Reproduce the records. Keep every word exact and include no images.
[Start Material shown]
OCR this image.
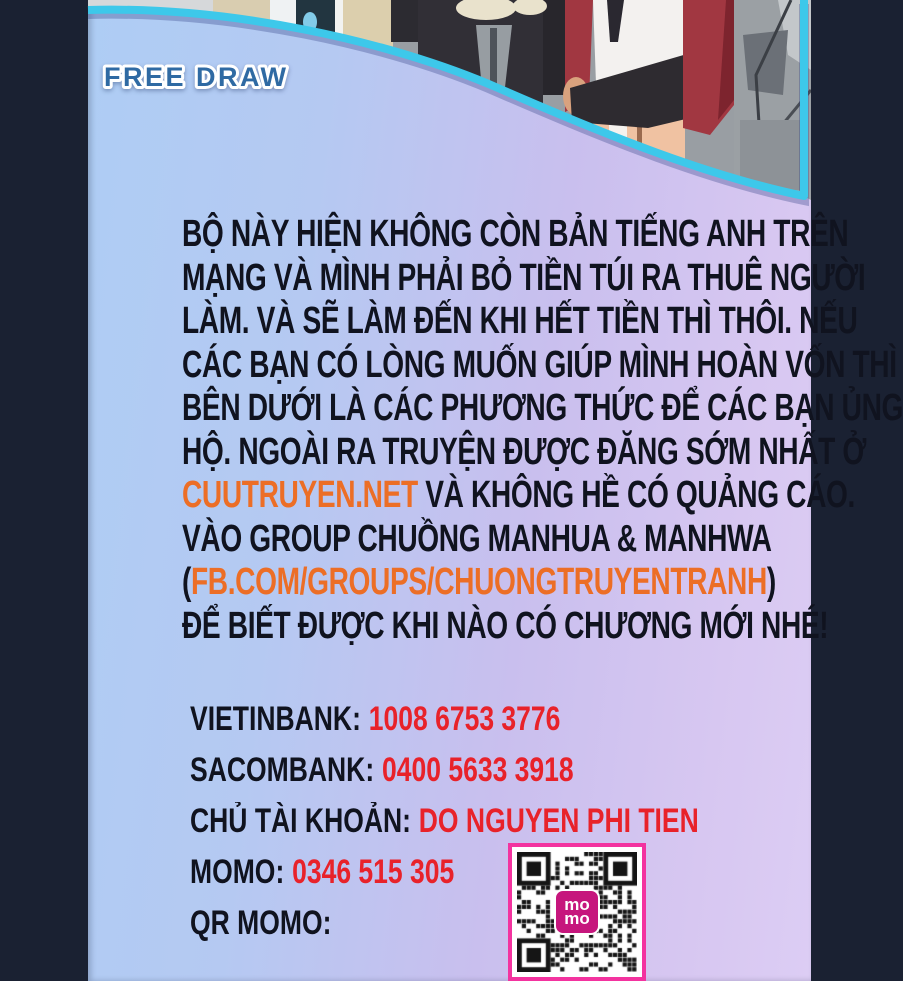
FREE DRAW
BỘ NÀY HIỆN KHÔNG CÒN BẢN TIẾNG ANH TRÊN
MẠNG VÀ MÌNH PHẢI BỎ TIỀN TÚI RA THUÊ NGƯỜI
LÀM. VÀ SẼ LÀM ĐẾN KHI HẾT TIỀN THÌ THÔI. NẾU
CÁC BẠN CÓ LÒNG MUỐN GIÚP MÌNH HOÀN VỐN THÌ
BÊN DƯỚI LÀ CÁC PHƯƠNG THỨC ĐỂ CÁC BẠN ỦNG
HỘ. NGOÀI RA TRUYỆN ĐƯỢC ĐĂNG SỚM NHẤT Ở
CUUTRUYEN.NET VÀ KHÔNG HỀ CÓ QUẢNG CÁO.
VÀO GROUP CHUỒNG MANHUA & MANHWA
(FB.COM/GROUPS/CHUONGTRUYENTRANH)
ĐỂ BIẾT ĐƯỢC KHI NÀO CÓ CHƯƠNG MỚI NHÉ!
VIETINBANK: 1008 6753 3776
SACOMBANK: 0400 5633 3918
CHỦ TÀI KHOẢN: DO NGUYEN PHI TIEN
MOMO: 0346 515 305
QR MOMO:	mo
mo
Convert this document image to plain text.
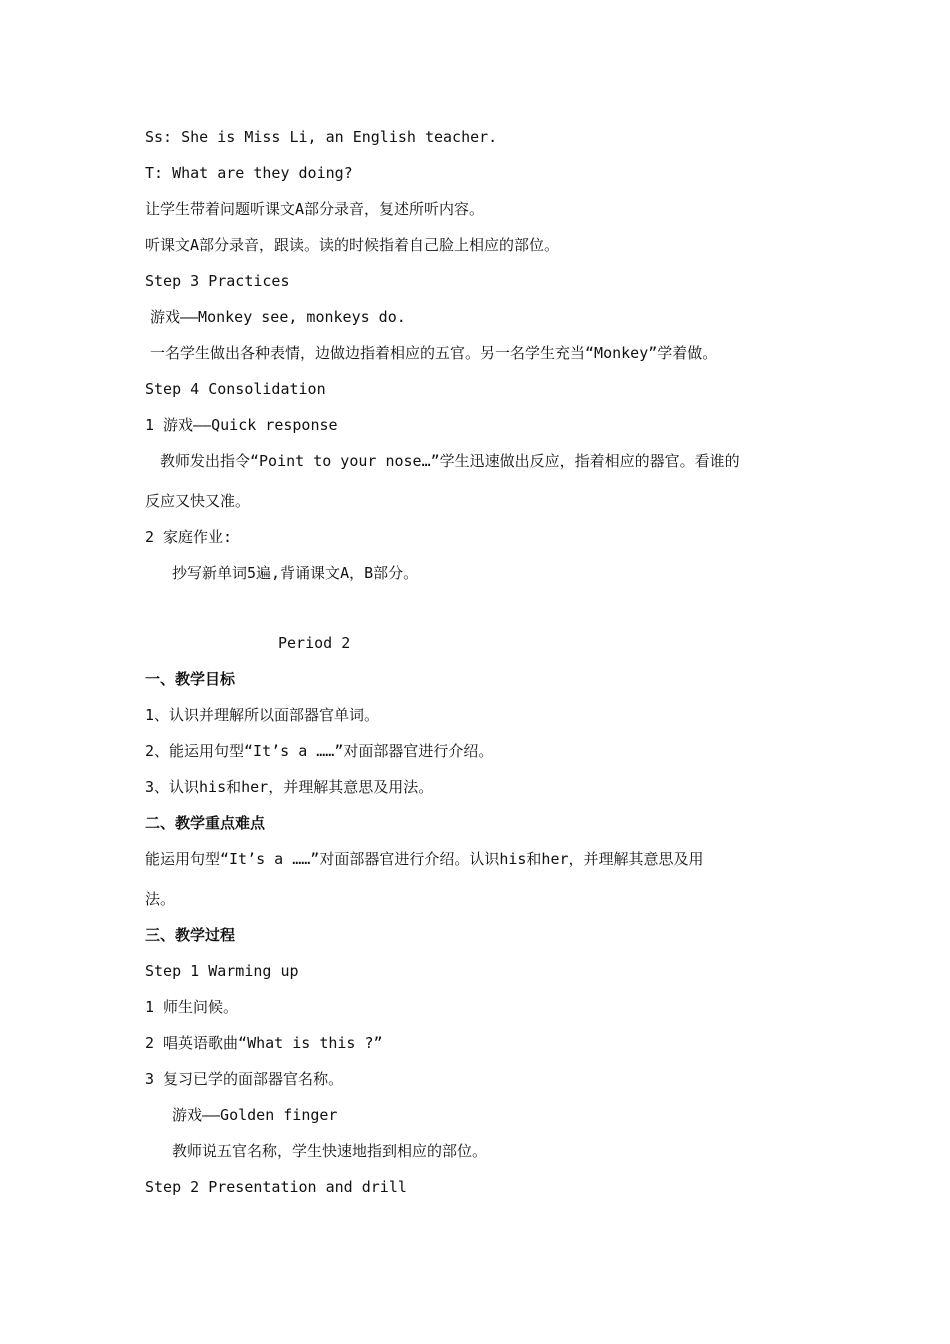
Ss: She is Miss Li, an English teacher.
T: What are they doing?
让学生带着问题听课文A部分录音，复述所听内容。
听课文A部分录音，跟读。读的时候指着自己脸上相应的部位。
Step 3 Practices
游戏——Monkey see, monkeys do.
一名学生做出各种表情，边做边指着相应的五官。另一名学生充当“Monkey”学着做。
Step 4 Consolidation
1 游戏——Quick response
教师发出指令“Point to your nose…”学生迅速做出反应，指着相应的器官。看谁的
反应又快又准。
2 家庭作业:
抄写新单词5遍,背诵课文A，B部分。
Period 2
一、教学目标
1、认识并理解所以面部器官单词。
2、能运用句型“It’s a ……”对面部器官进行介绍。
3、认识his和her，并理解其意思及用法。
二、教学重点难点
能运用句型“It’s a ……”对面部器官进行介绍。认识his和her，并理解其意思及用
法。
三、教学过程
Step 1 Warming up
1 师生问候。
2 唱英语歌曲“What is this ?”
3 复习已学的面部器官名称。
游戏——Golden finger
教师说五官名称，学生快速地指到相应的部位。
Step 2 Presentation and drill
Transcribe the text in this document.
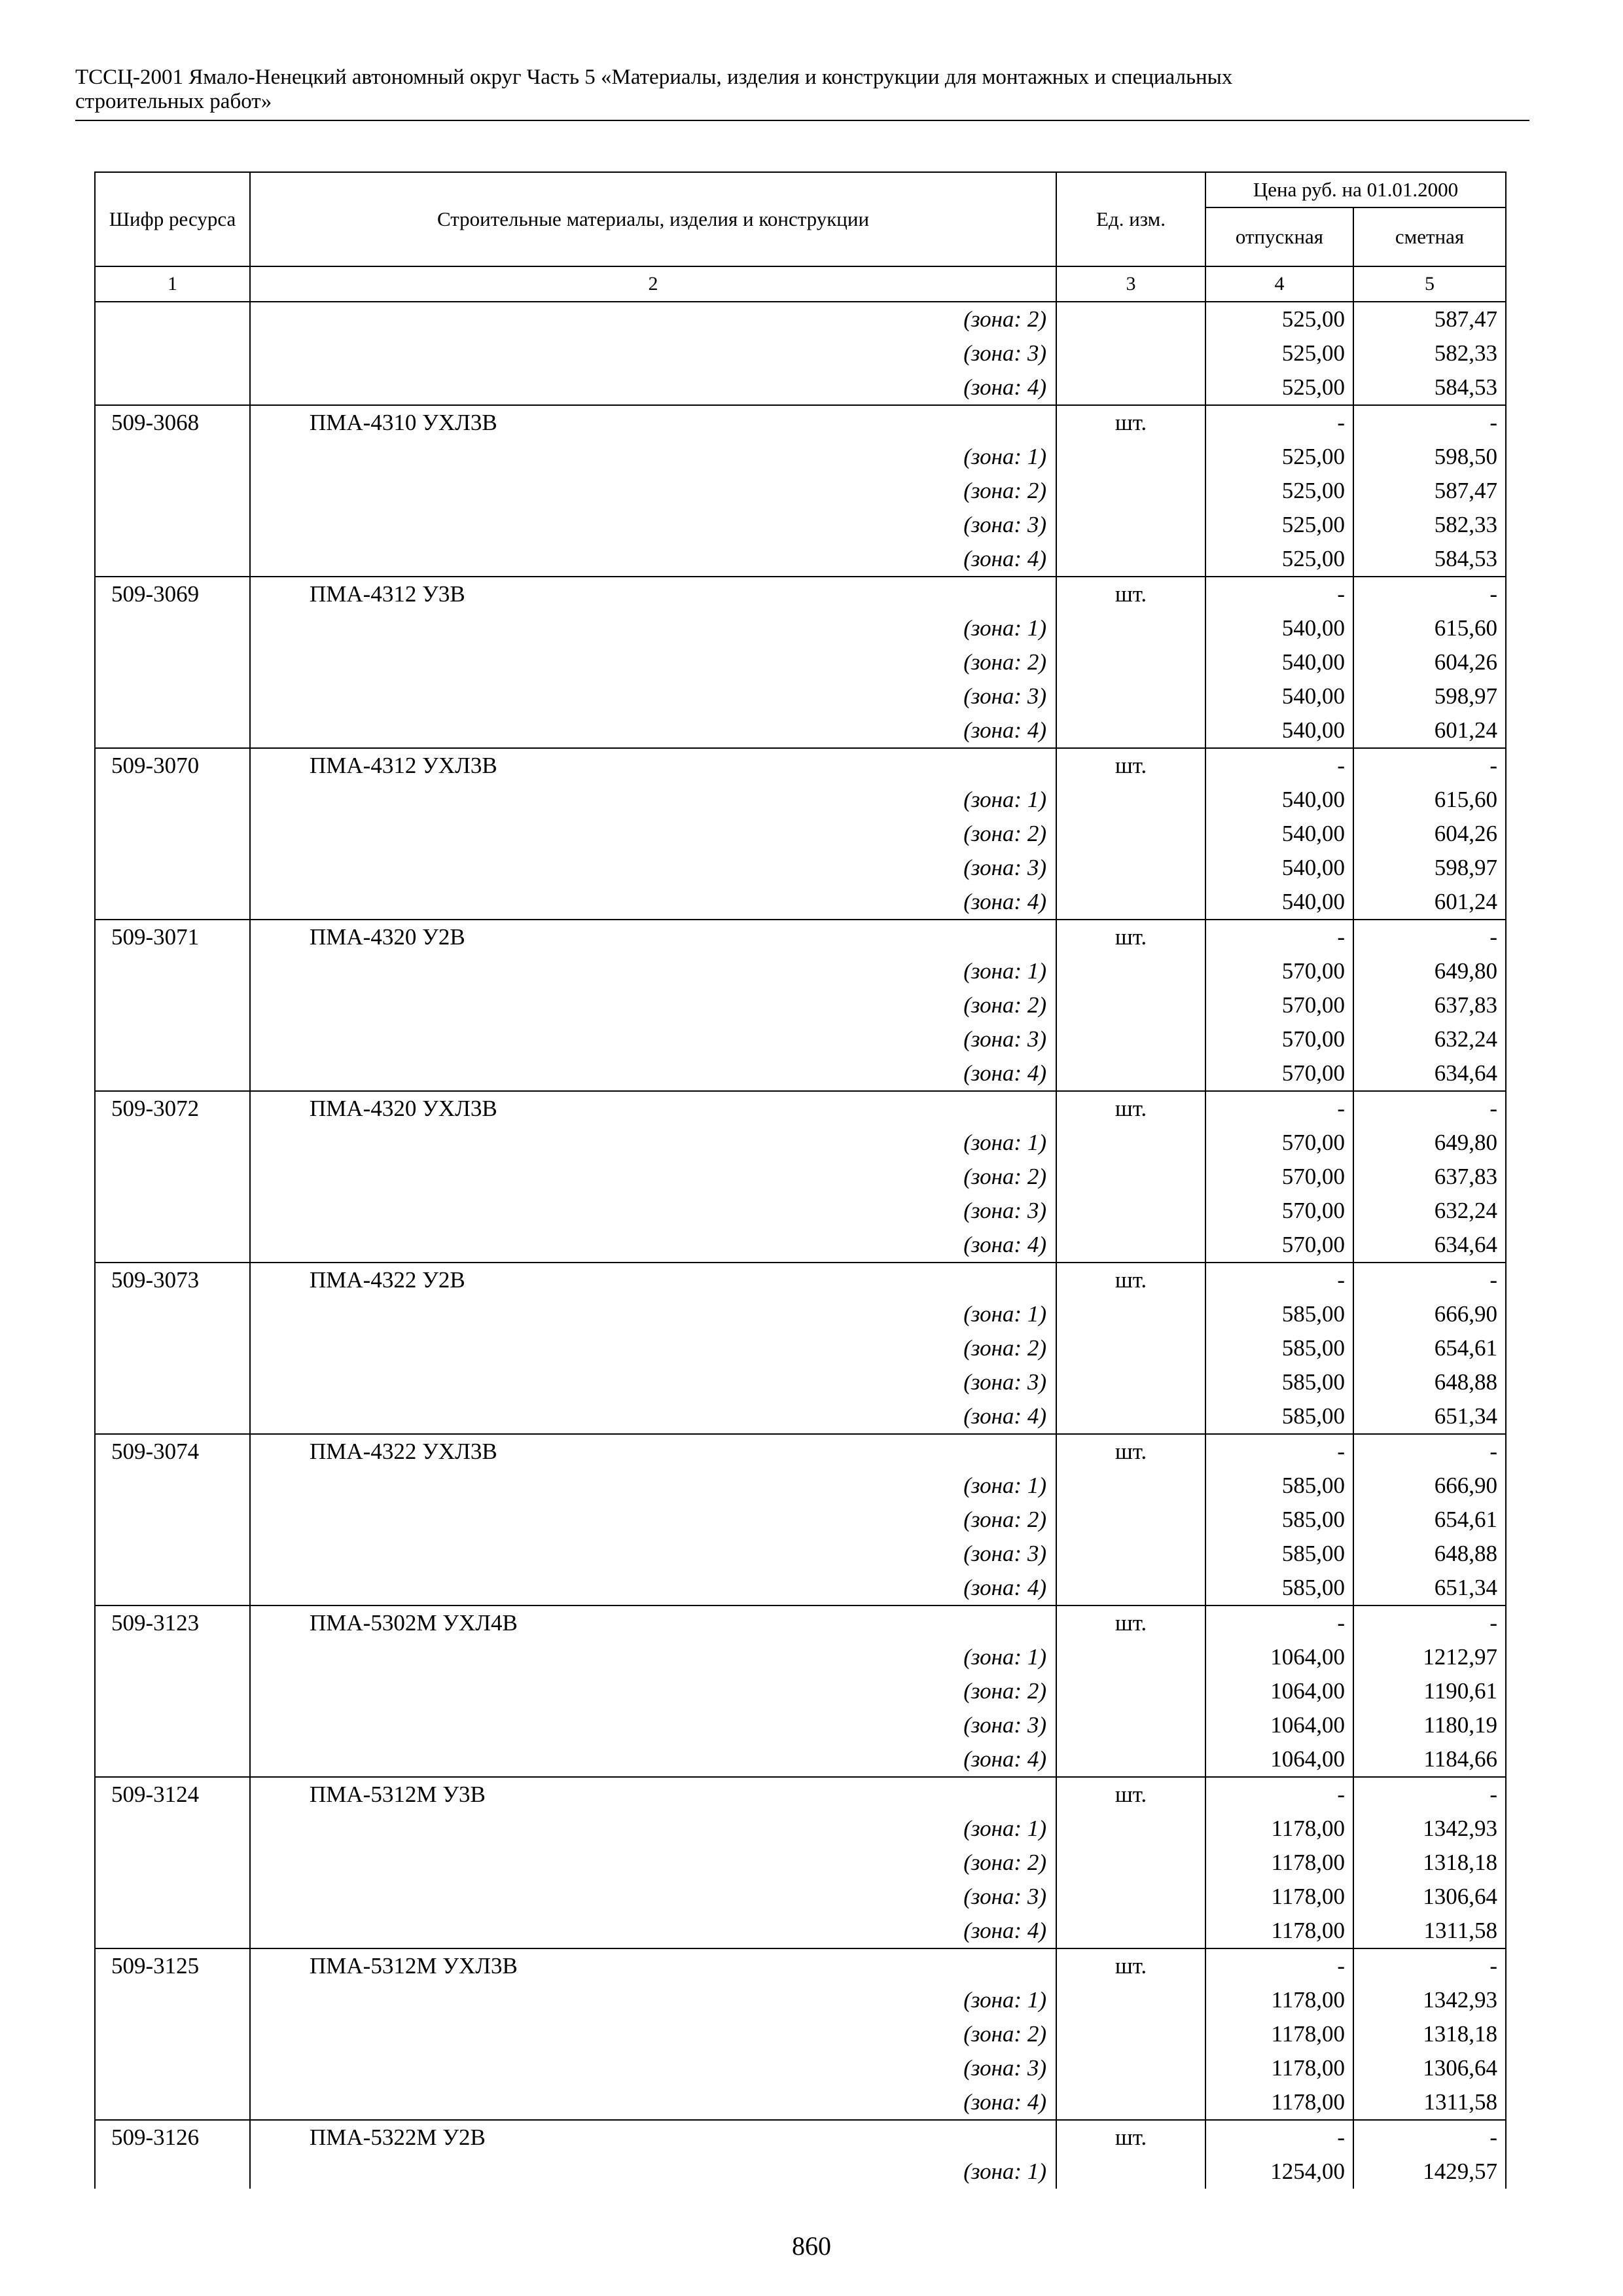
ТССЦ-2001 Ямало-Ненецкий автономный округ Часть 5 «Материалы, изделия и конструкции для монтажных и специальных
строительных работ»
Шифр ресурса	Строительные материалы, изделия и конструкции	Ед. изм.	Цена руб. на 01.01.2000	
			отпускная	сметная
1	2	3	4	5
	(зона: 2)		525,00	587,47
	(зона: 3)		525,00	582,33
	(зона: 4)		525,00	584,53
509-3068	ПМА-4310 УХЛ3В	шт.	-	-
	(зона: 1)		525,00	598,50
	(зона: 2)		525,00	587,47
	(зона: 3)		525,00	582,33
	(зона: 4)		525,00	584,53
509-3069	ПМА-4312 У3В	шт.	-	-
	(зона: 1)		540,00	615,60
	(зона: 2)		540,00	604,26
	(зона: 3)		540,00	598,97
	(зона: 4)		540,00	601,24
509-3070	ПМА-4312 УХЛ3В	шт.	-	-
	(зона: 1)		540,00	615,60
	(зона: 2)		540,00	604,26
	(зона: 3)		540,00	598,97
	(зона: 4)		540,00	601,24
509-3071	ПМА-4320 У2В	шт.	-	-
	(зона: 1)		570,00	649,80
	(зона: 2)		570,00	637,83
	(зона: 3)		570,00	632,24
	(зона: 4)		570,00	634,64
509-3072	ПМА-4320 УХЛ3В	шт.	-	-
	(зона: 1)		570,00	649,80
	(зона: 2)		570,00	637,83
	(зона: 3)		570,00	632,24
	(зона: 4)		570,00	634,64
509-3073	ПМА-4322 У2В	шт.	-	-
	(зона: 1)		585,00	666,90
	(зона: 2)		585,00	654,61
	(зона: 3)		585,00	648,88
	(зона: 4)		585,00	651,34
509-3074	ПМА-4322 УХЛ3В	шт.	-	-
	(зона: 1)		585,00	666,90
	(зона: 2)		585,00	654,61
	(зона: 3)		585,00	648,88
	(зона: 4)		585,00	651,34
509-3123	ПМА-5302М УХЛ4В	шт.	-	-
	(зона: 1)		1064,00	1212,97
	(зона: 2)		1064,00	1190,61
	(зона: 3)		1064,00	1180,19
	(зона: 4)		1064,00	1184,66
509-3124	ПМА-5312М У3В	шт.	-	-
	(зона: 1)		1178,00	1342,93
	(зона: 2)		1178,00	1318,18
	(зона: 3)		1178,00	1306,64
	(зона: 4)		1178,00	1311,58
509-3125	ПМА-5312М УХЛ3В	шт.	-	-
	(зона: 1)		1178,00	1342,93
	(зона: 2)		1178,00	1318,18
	(зона: 3)		1178,00	1306,64
	(зона: 4)		1178,00	1311,58
509-3126	ПМА-5322М У2В	шт.	-	-
	(зона: 1)		1254,00	1429,57
860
[End Material shown]
Problem solution.
OCR this image.
FREE DRAW
BỘ NÀY HIỆN KHÔNG CÒN BẢN TIẾNG ANH TRÊN
MẠNG VÀ MÌNH PHẢI BỎ TIỀN TÚI RA THUÊ NGƯỜI
LÀM. VÀ SẼ LÀM ĐẾN KHI HẾT TIỀN THÌ THÔI. NẾU
CÁC BẠN CÓ LÒNG MUỐN GIÚP MÌNH HOÀN VỐN THÌ
BÊN DƯỚI LÀ CÁC PHƯƠNG THỨC ĐỂ CÁC BẠN ỦNG
HỘ. NGOÀI RA TRUYỆN ĐƯỢC ĐĂNG SỚM NHẤT Ở
CUUTRUYEN.NET VÀ KHÔNG HỀ CÓ QUẢNG CÁO.
VÀO GROUP CHUỒNG MANHUA & MANHWA
(FB.COM/GROUPS/CHUONGTRUYENTRANH)
ĐỂ BIẾT ĐƯỢC KHI NÀO CÓ CHƯƠNG MỚI NHÉ!
VIETINBANK: 1008 6753 3776
SACOMBANK: 0400 5633 3918
CHỦ TÀI KHOẢN: DO NGUYEN PHI TIEN
MOMO: 0346 515 305
QR MOMO:	mo
mo
Convert this document image to plain text.
Ss: She is Miss Li, an English teacher.
T: What are they doing?
让学生带着问题听课文A部分录音，复述所听内容。
听课文A部分录音，跟读。读的时候指着自己脸上相应的部位。
Step 3 Practices
游戏——Monkey see, monkeys do.
一名学生做出各种表情，边做边指着相应的五官。另一名学生充当“Monkey”学着做。
Step 4 Consolidation
1 游戏——Quick response
教师发出指令“Point to your nose…”学生迅速做出反应，指着相应的器官。看谁的
反应又快又准。
2 家庭作业:
抄写新单词5遍,背诵课文A，B部分。
Period 2
一、教学目标
1、认识并理解所以面部器官单词。
2、能运用句型“It’s a ……”对面部器官进行介绍。
3、认识his和her，并理解其意思及用法。
二、教学重点难点
能运用句型“It’s a ……”对面部器官进行介绍。认识his和her，并理解其意思及用
法。
三、教学过程
Step 1 Warming up
1 师生问候。
2 唱英语歌曲“What is this ?”
3 复习已学的面部器官名称。
游戏——Golden finger
教师说五官名称，学生快速地指到相应的部位。
Step 2 Presentation and drill
Transcribe the text in this document.
ТССЦ-2001 Ямало-Ненецкий автономный округ Часть 5 «Материалы, изделия и конструкции для монтажных и специальных
строительных работ»
Шифр ресурса	Строительные материалы, изделия и конструкции	Ед. изм.	Цена руб. на 01.01.2000	
			отпускная	сметная
1	2	3	4	5
	(зона: 2)		525,00	587,47
	(зона: 3)		525,00	582,33
	(зона: 4)		525,00	584,53
509-3068	ПМА-4310 УХЛ3В	шт.	-	-
	(зона: 1)		525,00	598,50
	(зона: 2)		525,00	587,47
	(зона: 3)		525,00	582,33
	(зона: 4)		525,00	584,53
509-3069	ПМА-4312 У3В	шт.	-	-
	(зона: 1)		540,00	615,60
	(зона: 2)		540,00	604,26
	(зона: 3)		540,00	598,97
	(зона: 4)		540,00	601,24
509-3070	ПМА-4312 УХЛ3В	шт.	-	-
	(зона: 1)		540,00	615,60
	(зона: 2)		540,00	604,26
	(зона: 3)		540,00	598,97
	(зона: 4)		540,00	601,24
509-3071	ПМА-4320 У2В	шт.	-	-
	(зона: 1)		570,00	649,80
	(зона: 2)		570,00	637,83
	(зона: 3)		570,00	632,24
	(зона: 4)		570,00	634,64
509-3072	ПМА-4320 УХЛ3В	шт.	-	-
	(зона: 1)		570,00	649,80
	(зона: 2)		570,00	637,83
	(зона: 3)		570,00	632,24
	(зона: 4)		570,00	634,64
509-3073	ПМА-4322 У2В	шт.	-	-
	(зона: 1)		585,00	666,90
	(зона: 2)		585,00	654,61
	(зона: 3)		585,00	648,88
	(зона: 4)		585,00	651,34
509-3074	ПМА-4322 УХЛ3В	шт.	-	-
	(зона: 1)		585,00	666,90
	(зона: 2)		585,00	654,61
	(зона: 3)		585,00	648,88
	(зона: 4)		585,00	651,34
509-3123	ПМА-5302М УХЛ4В	шт.	-	-
	(зона: 1)		1064,00	1212,97
	(зона: 2)		1064,00	1190,61
	(зона: 3)		1064,00	1180,19
	(зона: 4)		1064,00	1184,66
509-3124	ПМА-5312М У3В	шт.	-	-
	(зона: 1)		1178,00	1342,93
	(зона: 2)		1178,00	1318,18
	(зона: 3)		1178,00	1306,64
	(зона: 4)		1178,00	1311,58
509-3125	ПМА-5312М УХЛ3В	шт.	-	-
	(зона: 1)		1178,00	1342,93
	(зона: 2)		1178,00	1318,18
	(зона: 3)		1178,00	1306,64
	(зона: 4)		1178,00	1311,58
509-3126	ПМА-5322М У2В	шт.	-	-
	(зона: 1)		1254,00	1429,57
860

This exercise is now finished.